» What to do
Exactly reproduce the lines that follow.

» Provided data
== == ==

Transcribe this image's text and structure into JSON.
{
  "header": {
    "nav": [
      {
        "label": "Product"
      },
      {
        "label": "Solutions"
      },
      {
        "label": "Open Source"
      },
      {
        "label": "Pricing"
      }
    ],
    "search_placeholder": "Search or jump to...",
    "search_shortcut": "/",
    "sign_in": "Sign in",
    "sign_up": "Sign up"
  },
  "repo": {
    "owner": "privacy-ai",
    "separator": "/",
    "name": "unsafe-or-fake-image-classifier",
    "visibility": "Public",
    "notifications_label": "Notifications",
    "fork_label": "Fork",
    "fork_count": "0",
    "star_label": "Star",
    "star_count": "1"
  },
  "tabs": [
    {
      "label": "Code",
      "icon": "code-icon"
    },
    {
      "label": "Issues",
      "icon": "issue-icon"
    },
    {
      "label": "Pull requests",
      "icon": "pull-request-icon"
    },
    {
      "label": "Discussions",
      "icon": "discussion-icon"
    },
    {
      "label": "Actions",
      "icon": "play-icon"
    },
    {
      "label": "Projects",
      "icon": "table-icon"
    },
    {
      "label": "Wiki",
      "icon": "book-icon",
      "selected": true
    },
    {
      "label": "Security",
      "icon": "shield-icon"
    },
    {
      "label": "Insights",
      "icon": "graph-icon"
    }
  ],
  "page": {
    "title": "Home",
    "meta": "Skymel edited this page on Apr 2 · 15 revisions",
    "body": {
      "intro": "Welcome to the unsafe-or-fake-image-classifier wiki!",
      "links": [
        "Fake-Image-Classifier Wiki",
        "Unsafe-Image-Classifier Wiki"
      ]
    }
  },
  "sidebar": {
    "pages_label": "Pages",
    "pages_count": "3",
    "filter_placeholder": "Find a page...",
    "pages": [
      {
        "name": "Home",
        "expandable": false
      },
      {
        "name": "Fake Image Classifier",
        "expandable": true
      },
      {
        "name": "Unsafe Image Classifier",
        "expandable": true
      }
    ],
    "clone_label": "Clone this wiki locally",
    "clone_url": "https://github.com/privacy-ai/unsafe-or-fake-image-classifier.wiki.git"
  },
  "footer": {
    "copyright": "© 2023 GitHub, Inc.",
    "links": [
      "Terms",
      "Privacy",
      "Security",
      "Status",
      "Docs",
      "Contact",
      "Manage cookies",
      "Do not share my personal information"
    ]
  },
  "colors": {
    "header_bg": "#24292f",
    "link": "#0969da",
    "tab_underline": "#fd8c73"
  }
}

== == ==

» Task output
Transcribe this image's text and structure into JSON.
{
  "header": {
    "nav": [
      {
        "label": "Product"
      },
      {
        "label": "Solutions"
      },
      {
        "label": "Open Source"
      },
      {
        "label": "Pricing"
      }
    ],
    "search_placeholder": "Search or jump to...",
    "search_shortcut": "/",
    "sign_in": "Sign in",
    "sign_up": "Sign up"
  },
  "repo": {
    "owner": "privacy-ai",
    "separator": "/",
    "name": "unsafe-or-fake-image-classifier",
    "visibility": "Public",
    "notifications_label": "Notifications",
    "fork_label": "Fork",
    "fork_count": "0",
    "star_label": "Star",
    "star_count": "1"
  },
  "tabs": [
    {
      "label": "Code",
      "icon": "code-icon"
    },
    {
      "label": "Issues",
      "icon": "issue-icon"
    },
    {
      "label": "Pull requests",
      "icon": "pull-request-icon"
    },
    {
      "label": "Discussions",
      "icon": "discussion-icon"
    },
    {
      "label": "Actions",
      "icon": "play-icon"
    },
    {
      "label": "Projects",
      "icon": "table-icon"
    },
    {
      "label": "Wiki",
      "icon": "book-icon",
      "selected": true
    },
    {
      "label": "Security",
      "icon": "shield-icon"
    },
    {
      "label": "Insights",
      "icon": "graph-icon"
    }
  ],
  "page": {
    "title": "Home",
    "meta": "Skymel edited this page on Apr 2 · 15 revisions",
    "body": {
      "intro": "Welcome to the unsafe-or-fake-image-classifier wiki!",
      "links": [
        "Fake-Image-Classifier Wiki",
        "Unsafe-Image-Classifier Wiki"
      ]
    }
  },
  "sidebar": {
    "pages_label": "Pages",
    "pages_count": "3",
    "filter_placeholder": "Find a page...",
    "pages": [
      {
        "name": "Home",
        "expandable": false
      },
      {
        "name": "Fake Image Classifier",
        "expandable": true
      },
      {
        "name": "Unsafe Image Classifier",
        "expandable": true
      }
    ],
    "clone_label": "Clone this wiki locally",
    "clone_url": "https://github.com/privacy-ai/unsafe-or-fake-image-classifier.wiki.git"
  },
  "footer": {
    "copyright": "© 2023 GitHub, Inc.",
    "links": [
      "Terms",
      "Privacy",
      "Security",
      "Status",
      "Docs",
      "Contact",
      "Manage cookies",
      "Do not share my personal information"
    ]
  },
  "colors": {
    "header_bg": "#24292f",
    "link": "#0969da",
    "tab_underline": "#fd8c73"
  }
}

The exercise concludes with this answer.